PROBLEM TO SOLVE:
Review the material line by line. Identify and copy every line that contains the string "this".

--- start EXTRACTED MATERIAL ---

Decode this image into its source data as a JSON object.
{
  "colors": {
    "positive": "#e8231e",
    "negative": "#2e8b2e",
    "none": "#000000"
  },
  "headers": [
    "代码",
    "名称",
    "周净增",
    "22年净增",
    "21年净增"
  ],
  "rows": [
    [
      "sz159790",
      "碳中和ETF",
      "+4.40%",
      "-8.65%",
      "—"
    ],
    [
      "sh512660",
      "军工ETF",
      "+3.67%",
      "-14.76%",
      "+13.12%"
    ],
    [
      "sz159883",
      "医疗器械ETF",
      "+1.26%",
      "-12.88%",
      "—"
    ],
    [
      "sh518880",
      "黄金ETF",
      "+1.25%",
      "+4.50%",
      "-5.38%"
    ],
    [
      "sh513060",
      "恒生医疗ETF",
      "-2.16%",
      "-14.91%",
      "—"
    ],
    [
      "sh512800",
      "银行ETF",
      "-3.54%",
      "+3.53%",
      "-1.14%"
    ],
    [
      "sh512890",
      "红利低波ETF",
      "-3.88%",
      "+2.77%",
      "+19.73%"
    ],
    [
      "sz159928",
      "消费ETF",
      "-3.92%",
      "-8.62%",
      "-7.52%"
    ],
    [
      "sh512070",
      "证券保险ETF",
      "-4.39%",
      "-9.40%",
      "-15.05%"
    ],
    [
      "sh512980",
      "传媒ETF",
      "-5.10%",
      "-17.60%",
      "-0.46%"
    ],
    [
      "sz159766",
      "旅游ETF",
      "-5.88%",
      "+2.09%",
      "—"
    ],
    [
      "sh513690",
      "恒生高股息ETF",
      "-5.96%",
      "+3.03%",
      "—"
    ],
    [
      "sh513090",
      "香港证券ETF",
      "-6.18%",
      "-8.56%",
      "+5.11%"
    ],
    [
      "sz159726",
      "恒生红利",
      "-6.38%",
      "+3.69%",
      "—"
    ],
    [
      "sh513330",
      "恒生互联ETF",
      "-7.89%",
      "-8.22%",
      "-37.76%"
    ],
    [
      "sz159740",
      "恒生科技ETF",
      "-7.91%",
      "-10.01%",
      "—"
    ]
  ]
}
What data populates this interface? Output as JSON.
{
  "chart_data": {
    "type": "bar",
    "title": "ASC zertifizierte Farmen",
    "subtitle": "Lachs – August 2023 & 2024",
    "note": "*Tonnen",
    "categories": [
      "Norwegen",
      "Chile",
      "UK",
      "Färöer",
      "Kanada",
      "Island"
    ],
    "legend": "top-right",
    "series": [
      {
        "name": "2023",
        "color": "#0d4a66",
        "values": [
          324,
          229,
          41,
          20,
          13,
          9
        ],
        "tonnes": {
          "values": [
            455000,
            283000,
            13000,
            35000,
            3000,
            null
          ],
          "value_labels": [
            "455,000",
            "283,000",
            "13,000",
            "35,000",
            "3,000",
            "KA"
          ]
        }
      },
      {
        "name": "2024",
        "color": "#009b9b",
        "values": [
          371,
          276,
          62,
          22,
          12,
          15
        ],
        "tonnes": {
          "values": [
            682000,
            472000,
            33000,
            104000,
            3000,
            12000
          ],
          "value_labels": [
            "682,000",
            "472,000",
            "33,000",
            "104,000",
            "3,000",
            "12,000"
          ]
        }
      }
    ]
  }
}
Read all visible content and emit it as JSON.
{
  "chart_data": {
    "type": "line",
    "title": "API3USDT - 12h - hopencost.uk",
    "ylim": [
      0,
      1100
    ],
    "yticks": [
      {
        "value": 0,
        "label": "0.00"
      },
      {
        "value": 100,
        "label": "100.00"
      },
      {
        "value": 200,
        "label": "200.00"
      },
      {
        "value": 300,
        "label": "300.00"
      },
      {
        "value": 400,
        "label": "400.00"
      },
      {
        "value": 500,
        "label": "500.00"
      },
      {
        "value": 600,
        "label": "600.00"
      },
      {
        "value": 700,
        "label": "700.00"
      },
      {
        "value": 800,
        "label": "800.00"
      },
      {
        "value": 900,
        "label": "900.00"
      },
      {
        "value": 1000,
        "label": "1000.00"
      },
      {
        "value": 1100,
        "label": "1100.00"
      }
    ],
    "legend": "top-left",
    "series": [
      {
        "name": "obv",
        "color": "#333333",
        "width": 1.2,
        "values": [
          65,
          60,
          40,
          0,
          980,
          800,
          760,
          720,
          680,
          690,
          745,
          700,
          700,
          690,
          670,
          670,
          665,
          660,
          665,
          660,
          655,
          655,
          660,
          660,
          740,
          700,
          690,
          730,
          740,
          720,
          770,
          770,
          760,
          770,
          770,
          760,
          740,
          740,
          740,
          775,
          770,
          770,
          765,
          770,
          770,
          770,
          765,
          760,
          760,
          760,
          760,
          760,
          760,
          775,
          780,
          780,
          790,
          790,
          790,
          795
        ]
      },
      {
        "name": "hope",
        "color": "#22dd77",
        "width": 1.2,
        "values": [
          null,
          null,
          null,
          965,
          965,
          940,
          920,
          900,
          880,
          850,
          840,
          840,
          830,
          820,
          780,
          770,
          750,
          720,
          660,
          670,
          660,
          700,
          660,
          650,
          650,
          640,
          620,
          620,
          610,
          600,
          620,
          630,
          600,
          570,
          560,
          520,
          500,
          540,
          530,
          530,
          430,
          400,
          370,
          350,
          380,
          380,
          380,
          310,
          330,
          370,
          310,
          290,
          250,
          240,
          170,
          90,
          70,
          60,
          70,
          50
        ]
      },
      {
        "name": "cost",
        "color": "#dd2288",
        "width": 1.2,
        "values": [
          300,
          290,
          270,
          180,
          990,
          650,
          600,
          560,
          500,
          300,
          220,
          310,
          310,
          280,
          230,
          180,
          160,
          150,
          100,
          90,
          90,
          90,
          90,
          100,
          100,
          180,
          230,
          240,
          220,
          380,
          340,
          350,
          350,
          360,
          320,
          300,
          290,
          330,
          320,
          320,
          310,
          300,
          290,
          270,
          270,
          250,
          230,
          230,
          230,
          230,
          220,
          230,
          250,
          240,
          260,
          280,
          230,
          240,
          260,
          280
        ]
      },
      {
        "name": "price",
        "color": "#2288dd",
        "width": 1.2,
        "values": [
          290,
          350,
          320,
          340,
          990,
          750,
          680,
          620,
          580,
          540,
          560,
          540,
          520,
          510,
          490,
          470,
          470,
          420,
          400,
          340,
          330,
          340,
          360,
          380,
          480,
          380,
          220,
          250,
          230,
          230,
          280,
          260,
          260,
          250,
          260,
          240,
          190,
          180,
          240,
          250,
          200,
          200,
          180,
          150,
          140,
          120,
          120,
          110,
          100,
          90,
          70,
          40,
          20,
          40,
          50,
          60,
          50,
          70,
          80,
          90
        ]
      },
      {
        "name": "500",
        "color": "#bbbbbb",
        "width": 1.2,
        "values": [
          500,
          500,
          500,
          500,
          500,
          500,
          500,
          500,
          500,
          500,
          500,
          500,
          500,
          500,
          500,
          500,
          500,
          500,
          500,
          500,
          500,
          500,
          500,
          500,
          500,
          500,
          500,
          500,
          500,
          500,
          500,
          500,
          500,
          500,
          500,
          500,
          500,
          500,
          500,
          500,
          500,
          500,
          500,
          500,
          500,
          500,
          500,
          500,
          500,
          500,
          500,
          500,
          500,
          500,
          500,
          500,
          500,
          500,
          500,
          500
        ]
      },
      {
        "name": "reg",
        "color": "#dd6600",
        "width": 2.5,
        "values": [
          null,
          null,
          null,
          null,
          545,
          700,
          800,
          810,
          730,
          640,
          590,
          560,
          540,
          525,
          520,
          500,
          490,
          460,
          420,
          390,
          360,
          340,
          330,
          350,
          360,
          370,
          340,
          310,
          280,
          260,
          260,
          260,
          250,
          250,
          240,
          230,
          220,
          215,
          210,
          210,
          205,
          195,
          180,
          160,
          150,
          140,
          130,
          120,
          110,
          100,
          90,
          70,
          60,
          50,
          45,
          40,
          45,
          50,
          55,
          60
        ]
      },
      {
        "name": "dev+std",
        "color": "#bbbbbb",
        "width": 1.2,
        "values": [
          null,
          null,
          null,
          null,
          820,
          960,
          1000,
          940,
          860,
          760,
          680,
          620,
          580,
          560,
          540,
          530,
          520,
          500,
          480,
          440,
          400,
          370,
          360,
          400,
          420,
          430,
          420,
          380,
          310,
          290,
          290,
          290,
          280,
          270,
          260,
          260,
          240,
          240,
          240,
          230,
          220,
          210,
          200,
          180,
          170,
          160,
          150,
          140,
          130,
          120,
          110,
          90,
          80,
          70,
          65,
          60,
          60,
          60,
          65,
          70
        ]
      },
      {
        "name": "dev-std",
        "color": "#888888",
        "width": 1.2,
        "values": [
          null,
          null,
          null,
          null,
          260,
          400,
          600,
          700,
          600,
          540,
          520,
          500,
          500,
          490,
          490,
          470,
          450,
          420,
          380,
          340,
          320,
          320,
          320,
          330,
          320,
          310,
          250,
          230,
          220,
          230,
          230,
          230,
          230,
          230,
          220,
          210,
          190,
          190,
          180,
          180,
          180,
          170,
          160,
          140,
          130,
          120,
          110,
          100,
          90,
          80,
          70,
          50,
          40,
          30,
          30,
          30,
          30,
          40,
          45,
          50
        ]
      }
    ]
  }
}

--- end EXTRACTED MATERIAL ---

WRITTEN ANSWER:
Decode this image into its source data as a JSON object.
What data populates this interface? Output as JSON.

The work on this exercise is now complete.